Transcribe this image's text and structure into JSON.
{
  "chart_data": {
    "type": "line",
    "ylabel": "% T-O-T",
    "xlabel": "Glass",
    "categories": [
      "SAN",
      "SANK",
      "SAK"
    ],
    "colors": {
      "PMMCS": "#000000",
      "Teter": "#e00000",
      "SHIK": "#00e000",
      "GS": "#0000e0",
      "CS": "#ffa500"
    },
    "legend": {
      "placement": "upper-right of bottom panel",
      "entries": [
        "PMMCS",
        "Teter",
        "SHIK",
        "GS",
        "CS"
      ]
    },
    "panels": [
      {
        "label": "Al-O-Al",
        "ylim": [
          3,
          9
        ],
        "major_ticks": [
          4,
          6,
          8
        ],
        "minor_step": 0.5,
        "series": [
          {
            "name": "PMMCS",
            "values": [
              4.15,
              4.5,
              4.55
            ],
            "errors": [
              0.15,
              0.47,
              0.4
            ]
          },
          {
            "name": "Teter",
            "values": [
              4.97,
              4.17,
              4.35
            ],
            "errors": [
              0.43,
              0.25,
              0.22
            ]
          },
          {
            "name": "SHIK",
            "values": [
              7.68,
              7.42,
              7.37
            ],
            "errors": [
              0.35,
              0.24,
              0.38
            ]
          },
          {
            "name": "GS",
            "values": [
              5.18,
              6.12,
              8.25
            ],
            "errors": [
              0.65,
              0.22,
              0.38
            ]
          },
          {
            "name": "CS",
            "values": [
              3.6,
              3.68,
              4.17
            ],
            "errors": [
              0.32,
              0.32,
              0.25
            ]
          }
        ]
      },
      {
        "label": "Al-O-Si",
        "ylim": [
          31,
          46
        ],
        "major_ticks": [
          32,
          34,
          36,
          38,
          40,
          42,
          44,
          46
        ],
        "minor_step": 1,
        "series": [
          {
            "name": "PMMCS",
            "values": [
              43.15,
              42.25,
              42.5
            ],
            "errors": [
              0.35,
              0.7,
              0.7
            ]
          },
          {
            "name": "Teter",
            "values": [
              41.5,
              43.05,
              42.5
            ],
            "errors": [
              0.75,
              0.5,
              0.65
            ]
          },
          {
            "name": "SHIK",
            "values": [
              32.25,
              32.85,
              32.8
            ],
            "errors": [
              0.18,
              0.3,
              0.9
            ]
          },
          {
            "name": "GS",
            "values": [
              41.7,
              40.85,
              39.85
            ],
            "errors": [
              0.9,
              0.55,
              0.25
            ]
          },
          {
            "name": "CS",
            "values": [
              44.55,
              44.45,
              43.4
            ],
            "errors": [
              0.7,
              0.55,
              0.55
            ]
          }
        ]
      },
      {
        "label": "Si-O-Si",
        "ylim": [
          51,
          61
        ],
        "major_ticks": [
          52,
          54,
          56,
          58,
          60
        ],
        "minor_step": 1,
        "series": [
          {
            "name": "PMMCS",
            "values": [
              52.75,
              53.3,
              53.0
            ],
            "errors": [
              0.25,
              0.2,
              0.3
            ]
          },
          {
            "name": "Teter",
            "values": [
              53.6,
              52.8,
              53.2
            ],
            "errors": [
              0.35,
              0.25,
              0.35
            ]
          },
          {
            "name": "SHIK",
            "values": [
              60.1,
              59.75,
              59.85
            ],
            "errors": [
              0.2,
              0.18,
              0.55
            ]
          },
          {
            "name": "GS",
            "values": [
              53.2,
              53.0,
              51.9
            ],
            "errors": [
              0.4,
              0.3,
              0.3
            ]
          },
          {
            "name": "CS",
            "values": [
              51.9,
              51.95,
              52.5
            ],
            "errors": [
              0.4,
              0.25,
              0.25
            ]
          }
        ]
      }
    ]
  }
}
---
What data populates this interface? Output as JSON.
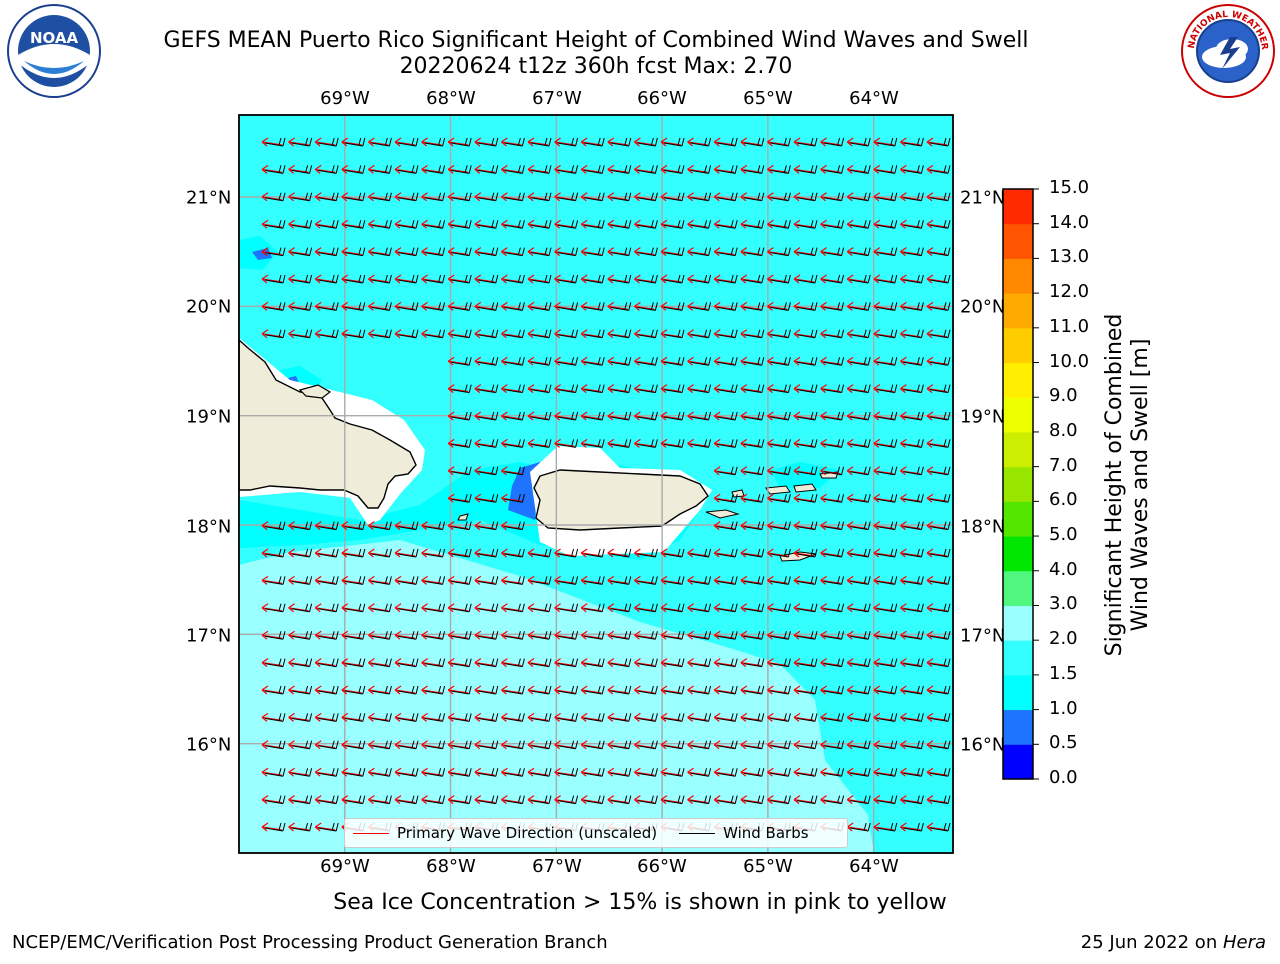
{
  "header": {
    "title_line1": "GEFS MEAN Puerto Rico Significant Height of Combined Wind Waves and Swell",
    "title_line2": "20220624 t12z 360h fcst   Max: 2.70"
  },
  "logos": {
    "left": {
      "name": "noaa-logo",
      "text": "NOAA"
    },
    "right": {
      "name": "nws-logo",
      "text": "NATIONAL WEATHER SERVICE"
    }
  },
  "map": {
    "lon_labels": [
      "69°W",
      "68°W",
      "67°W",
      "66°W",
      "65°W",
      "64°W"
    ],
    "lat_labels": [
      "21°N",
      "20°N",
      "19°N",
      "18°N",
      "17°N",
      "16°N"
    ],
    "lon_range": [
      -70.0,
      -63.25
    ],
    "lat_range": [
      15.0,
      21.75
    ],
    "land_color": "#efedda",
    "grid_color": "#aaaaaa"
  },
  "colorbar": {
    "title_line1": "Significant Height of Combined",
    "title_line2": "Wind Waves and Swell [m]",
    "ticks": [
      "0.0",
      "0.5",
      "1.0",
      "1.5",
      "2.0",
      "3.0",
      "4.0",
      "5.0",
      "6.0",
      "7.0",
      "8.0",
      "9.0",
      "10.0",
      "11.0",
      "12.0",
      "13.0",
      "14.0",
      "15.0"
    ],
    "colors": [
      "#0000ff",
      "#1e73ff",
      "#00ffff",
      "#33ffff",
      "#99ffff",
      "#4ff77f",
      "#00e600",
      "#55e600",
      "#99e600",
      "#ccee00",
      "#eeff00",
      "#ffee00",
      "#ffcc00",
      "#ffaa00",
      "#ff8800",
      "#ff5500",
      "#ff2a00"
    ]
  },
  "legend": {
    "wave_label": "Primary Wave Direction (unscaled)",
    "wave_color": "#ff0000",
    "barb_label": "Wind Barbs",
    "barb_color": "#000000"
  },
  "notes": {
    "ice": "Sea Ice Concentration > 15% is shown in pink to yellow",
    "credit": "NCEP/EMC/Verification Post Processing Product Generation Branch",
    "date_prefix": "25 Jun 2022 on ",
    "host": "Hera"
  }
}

■ **WHAT IS NEEDED**
Copy each line of the preceding data that contains the string "Height".

■ **ANSWER IN FULL**
    "title_line1": "GEFS MEAN Puerto Rico Significant Height of Combined Wind Waves and Swell",
    "title_line1": "Significant Height of Combined",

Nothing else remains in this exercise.